● **The request**
Select every line below that contains the string "花样边框", and copy each one in full.

● **Entries supplied**
■ ■ ■ ■ ■

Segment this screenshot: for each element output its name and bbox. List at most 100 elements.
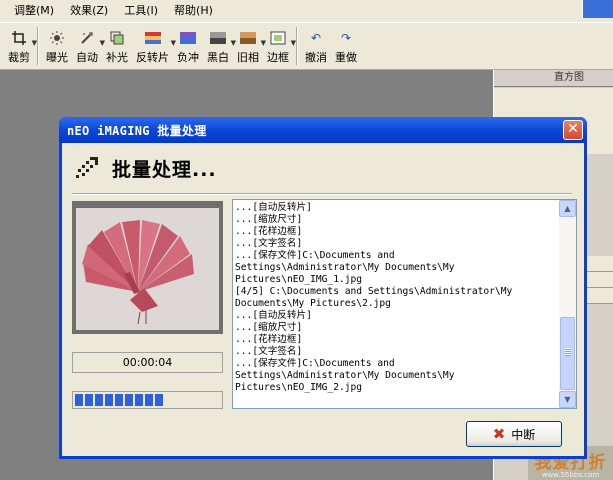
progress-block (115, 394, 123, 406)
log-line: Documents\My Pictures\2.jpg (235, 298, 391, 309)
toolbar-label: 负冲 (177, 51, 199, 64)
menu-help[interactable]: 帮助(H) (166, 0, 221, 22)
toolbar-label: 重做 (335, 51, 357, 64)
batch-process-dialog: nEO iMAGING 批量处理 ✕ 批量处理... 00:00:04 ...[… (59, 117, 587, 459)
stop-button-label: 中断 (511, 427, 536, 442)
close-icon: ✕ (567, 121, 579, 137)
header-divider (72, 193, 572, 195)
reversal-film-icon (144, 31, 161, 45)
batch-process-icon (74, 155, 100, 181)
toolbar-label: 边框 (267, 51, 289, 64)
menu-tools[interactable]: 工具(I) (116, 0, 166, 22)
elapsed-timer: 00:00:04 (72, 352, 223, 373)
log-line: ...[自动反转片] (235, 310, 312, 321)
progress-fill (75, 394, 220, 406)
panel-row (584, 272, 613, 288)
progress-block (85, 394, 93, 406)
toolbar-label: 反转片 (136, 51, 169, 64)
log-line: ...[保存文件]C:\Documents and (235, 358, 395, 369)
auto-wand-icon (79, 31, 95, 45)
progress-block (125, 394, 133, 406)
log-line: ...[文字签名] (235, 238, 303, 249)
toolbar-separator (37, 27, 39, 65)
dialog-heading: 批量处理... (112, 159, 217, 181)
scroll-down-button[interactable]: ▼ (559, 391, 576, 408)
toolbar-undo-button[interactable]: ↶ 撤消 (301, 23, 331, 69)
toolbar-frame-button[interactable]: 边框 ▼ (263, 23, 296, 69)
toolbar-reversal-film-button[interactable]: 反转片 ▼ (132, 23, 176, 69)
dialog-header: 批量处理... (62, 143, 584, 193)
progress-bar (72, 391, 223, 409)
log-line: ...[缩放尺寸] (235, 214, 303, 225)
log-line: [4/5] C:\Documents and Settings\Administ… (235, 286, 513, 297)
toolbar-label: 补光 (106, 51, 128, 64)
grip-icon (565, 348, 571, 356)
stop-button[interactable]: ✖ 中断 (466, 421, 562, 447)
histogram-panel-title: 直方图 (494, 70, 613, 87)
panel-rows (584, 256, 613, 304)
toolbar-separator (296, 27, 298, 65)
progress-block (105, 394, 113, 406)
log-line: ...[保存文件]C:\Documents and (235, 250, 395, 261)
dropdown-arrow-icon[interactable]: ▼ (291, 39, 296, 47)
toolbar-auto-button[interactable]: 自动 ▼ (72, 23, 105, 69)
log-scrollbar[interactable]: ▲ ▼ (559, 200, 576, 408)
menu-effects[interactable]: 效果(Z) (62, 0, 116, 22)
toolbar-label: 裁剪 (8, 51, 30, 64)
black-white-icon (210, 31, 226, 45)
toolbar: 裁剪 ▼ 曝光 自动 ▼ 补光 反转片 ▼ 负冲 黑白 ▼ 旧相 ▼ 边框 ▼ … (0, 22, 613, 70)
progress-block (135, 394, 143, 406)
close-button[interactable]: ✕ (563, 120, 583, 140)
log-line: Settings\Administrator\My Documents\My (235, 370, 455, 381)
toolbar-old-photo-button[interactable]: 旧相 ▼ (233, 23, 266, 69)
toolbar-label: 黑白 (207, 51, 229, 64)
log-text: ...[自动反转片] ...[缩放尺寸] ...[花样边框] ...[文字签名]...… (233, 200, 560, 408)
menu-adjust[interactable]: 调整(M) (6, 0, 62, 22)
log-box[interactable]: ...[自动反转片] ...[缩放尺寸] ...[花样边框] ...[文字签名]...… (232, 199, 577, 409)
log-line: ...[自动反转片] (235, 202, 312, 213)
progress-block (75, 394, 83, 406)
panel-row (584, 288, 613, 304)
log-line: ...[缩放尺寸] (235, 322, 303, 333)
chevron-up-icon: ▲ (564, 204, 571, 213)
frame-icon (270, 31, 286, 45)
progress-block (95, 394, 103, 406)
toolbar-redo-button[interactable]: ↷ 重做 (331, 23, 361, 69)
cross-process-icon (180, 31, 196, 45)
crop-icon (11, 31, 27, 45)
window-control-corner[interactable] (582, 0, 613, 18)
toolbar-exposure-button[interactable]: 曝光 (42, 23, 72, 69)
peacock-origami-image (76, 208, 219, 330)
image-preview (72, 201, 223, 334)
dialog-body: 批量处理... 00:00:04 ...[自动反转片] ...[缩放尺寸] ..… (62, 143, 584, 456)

■ ■ ■ ■ ■

● **Solution for this task**
log-text: ...[自动反转片] ...[缩放尺寸] ...[花样边框] ...[文字签名]...… (233, 200, 560, 408)
log-box[interactable]: ...[自动反转片] ...[缩放尺寸] ...[花样边框] ...[文字签名]...… (232, 199, 577, 409)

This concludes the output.